• [WHAT IS REQUIRED]: Reproduce all of the data exactly.

"""

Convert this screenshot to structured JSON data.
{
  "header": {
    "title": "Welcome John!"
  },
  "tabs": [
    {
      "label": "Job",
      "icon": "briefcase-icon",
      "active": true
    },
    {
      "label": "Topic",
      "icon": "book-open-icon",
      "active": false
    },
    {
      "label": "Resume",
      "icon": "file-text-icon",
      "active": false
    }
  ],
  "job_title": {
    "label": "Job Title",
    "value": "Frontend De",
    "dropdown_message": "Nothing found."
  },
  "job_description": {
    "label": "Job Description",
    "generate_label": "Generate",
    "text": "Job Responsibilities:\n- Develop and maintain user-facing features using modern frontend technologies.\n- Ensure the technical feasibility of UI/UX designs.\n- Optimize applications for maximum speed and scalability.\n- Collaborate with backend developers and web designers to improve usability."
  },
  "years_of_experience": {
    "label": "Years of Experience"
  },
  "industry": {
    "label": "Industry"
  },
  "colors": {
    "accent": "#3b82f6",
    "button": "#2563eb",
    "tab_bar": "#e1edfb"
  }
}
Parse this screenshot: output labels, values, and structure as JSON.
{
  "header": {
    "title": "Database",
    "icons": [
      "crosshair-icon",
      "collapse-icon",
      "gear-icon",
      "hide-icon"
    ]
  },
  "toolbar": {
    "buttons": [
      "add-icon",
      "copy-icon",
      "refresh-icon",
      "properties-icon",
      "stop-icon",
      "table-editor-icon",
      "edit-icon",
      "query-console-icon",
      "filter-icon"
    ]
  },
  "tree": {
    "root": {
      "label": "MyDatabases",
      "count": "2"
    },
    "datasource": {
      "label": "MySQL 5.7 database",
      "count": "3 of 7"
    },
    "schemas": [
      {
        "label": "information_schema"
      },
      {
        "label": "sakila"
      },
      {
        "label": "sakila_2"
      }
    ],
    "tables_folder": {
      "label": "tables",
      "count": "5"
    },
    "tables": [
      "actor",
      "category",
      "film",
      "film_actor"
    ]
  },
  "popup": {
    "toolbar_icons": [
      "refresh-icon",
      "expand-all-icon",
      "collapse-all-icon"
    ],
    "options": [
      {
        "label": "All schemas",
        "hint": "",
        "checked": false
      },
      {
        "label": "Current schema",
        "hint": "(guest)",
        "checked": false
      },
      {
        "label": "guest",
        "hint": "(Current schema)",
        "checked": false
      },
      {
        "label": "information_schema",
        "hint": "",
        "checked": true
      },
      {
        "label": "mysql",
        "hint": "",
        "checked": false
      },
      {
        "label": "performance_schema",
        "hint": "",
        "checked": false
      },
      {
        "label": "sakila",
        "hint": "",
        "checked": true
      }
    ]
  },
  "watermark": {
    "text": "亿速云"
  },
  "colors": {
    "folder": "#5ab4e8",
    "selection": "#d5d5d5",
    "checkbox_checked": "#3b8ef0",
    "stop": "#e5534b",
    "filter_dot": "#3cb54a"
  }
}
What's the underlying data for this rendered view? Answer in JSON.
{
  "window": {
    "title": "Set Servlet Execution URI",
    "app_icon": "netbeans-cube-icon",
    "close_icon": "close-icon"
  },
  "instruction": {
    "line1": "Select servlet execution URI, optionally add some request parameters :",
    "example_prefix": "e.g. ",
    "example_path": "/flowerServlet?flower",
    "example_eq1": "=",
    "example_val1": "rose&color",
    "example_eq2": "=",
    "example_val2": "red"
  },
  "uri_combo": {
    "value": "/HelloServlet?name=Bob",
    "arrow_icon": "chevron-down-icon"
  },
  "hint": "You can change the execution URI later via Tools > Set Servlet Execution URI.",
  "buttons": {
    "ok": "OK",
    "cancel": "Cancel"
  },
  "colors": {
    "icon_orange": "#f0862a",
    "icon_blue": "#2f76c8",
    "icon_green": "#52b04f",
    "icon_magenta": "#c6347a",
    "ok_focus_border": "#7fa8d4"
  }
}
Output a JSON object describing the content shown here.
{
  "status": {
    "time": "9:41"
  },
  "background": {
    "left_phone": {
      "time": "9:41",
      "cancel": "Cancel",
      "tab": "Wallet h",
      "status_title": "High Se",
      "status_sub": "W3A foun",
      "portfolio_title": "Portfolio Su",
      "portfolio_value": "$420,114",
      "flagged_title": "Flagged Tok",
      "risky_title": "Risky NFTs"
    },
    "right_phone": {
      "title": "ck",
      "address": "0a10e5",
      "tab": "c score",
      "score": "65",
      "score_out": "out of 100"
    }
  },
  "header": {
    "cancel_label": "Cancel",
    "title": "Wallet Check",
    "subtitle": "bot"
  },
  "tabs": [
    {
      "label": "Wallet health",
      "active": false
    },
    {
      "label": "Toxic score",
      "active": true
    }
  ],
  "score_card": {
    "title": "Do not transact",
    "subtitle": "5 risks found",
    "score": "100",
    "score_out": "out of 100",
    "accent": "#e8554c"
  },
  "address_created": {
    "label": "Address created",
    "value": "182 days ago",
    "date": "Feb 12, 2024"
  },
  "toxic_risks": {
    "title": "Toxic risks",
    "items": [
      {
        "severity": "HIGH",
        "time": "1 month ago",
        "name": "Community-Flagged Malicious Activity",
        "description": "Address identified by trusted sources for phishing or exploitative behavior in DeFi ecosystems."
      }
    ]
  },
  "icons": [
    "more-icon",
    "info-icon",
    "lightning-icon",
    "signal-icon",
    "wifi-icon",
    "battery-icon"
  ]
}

"""

• [RESULT OF THE TASK]:
Convert this screenshot to structured JSON data.
{
  "header": {
    "title": "Welcome John!"
  },
  "tabs": [
    {
      "label": "Job",
      "icon": "briefcase-icon",
      "active": true
    },
    {
      "label": "Topic",
      "icon": "book-open-icon",
      "active": false
    },
    {
      "label": "Resume",
      "icon": "file-text-icon",
      "active": false
    }
  ],
  "job_title": {
    "label": "Job Title",
    "value": "Frontend De",
    "dropdown_message": "Nothing found."
  },
  "job_description": {
    "label": "Job Description",
    "generate_label": "Generate",
    "text": "Job Responsibilities:\n- Develop and maintain user-facing features using modern frontend technologies.\n- Ensure the technical feasibility of UI/UX designs.\n- Optimize applications for maximum speed and scalability.\n- Collaborate with backend developers and web designers to improve usability."
  },
  "years_of_experience": {
    "label": "Years of Experience"
  },
  "industry": {
    "label": "Industry"
  },
  "colors": {
    "accent": "#3b82f6",
    "button": "#2563eb",
    "tab_bar": "#e1edfb"
  }
}
Parse this screenshot: output labels, values, and structure as JSON.
{
  "header": {
    "title": "Database",
    "icons": [
      "crosshair-icon",
      "collapse-icon",
      "gear-icon",
      "hide-icon"
    ]
  },
  "toolbar": {
    "buttons": [
      "add-icon",
      "copy-icon",
      "refresh-icon",
      "properties-icon",
      "stop-icon",
      "table-editor-icon",
      "edit-icon",
      "query-console-icon",
      "filter-icon"
    ]
  },
  "tree": {
    "root": {
      "label": "MyDatabases",
      "count": "2"
    },
    "datasource": {
      "label": "MySQL 5.7 database",
      "count": "3 of 7"
    },
    "schemas": [
      {
        "label": "information_schema"
      },
      {
        "label": "sakila"
      },
      {
        "label": "sakila_2"
      }
    ],
    "tables_folder": {
      "label": "tables",
      "count": "5"
    },
    "tables": [
      "actor",
      "category",
      "film",
      "film_actor"
    ]
  },
  "popup": {
    "toolbar_icons": [
      "refresh-icon",
      "expand-all-icon",
      "collapse-all-icon"
    ],
    "options": [
      {
        "label": "All schemas",
        "hint": "",
        "checked": false
      },
      {
        "label": "Current schema",
        "hint": "(guest)",
        "checked": false
      },
      {
        "label": "guest",
        "hint": "(Current schema)",
        "checked": false
      },
      {
        "label": "information_schema",
        "hint": "",
        "checked": true
      },
      {
        "label": "mysql",
        "hint": "",
        "checked": false
      },
      {
        "label": "performance_schema",
        "hint": "",
        "checked": false
      },
      {
        "label": "sakila",
        "hint": "",
        "checked": true
      }
    ]
  },
  "watermark": {
    "text": "亿速云"
  },
  "colors": {
    "folder": "#5ab4e8",
    "selection": "#d5d5d5",
    "checkbox_checked": "#3b8ef0",
    "stop": "#e5534b",
    "filter_dot": "#3cb54a"
  }
}
What's the underlying data for this rendered view? Answer in JSON.
{
  "window": {
    "title": "Set Servlet Execution URI",
    "app_icon": "netbeans-cube-icon",
    "close_icon": "close-icon"
  },
  "instruction": {
    "line1": "Select servlet execution URI, optionally add some request parameters :",
    "example_prefix": "e.g. ",
    "example_path": "/flowerServlet?flower",
    "example_eq1": "=",
    "example_val1": "rose&color",
    "example_eq2": "=",
    "example_val2": "red"
  },
  "uri_combo": {
    "value": "/HelloServlet?name=Bob",
    "arrow_icon": "chevron-down-icon"
  },
  "hint": "You can change the execution URI later via Tools > Set Servlet Execution URI.",
  "buttons": {
    "ok": "OK",
    "cancel": "Cancel"
  },
  "colors": {
    "icon_orange": "#f0862a",
    "icon_blue": "#2f76c8",
    "icon_green": "#52b04f",
    "icon_magenta": "#c6347a",
    "ok_focus_border": "#7fa8d4"
  }
}
Output a JSON object describing the content shown here.
{
  "status": {
    "time": "9:41"
  },
  "background": {
    "left_phone": {
      "time": "9:41",
      "cancel": "Cancel",
      "tab": "Wallet h",
      "status_title": "High Se",
      "status_sub": "W3A foun",
      "portfolio_title": "Portfolio Su",
      "portfolio_value": "$420,114",
      "flagged_title": "Flagged Tok",
      "risky_title": "Risky NFTs"
    },
    "right_phone": {
      "title": "ck",
      "address": "0a10e5",
      "tab": "c score",
      "score": "65",
      "score_out": "out of 100"
    }
  },
  "header": {
    "cancel_label": "Cancel",
    "title": "Wallet Check",
    "subtitle": "bot"
  },
  "tabs": [
    {
      "label": "Wallet health",
      "active": false
    },
    {
      "label": "Toxic score",
      "active": true
    }
  ],
  "score_card": {
    "title": "Do not transact",
    "subtitle": "5 risks found",
    "score": "100",
    "score_out": "out of 100",
    "accent": "#e8554c"
  },
  "address_created": {
    "label": "Address created",
    "value": "182 days ago",
    "date": "Feb 12, 2024"
  },
  "toxic_risks": {
    "title": "Toxic risks",
    "items": [
      {
        "severity": "HIGH",
        "time": "1 month ago",
        "name": "Community-Flagged Malicious Activity",
        "description": "Address identified by trusted sources for phishing or exploitative behavior in DeFi ecosystems."
      }
    ]
  },
  "icons": [
    "more-icon",
    "info-icon",
    "lightning-icon",
    "signal-icon",
    "wifi-icon",
    "battery-icon"
  ]
}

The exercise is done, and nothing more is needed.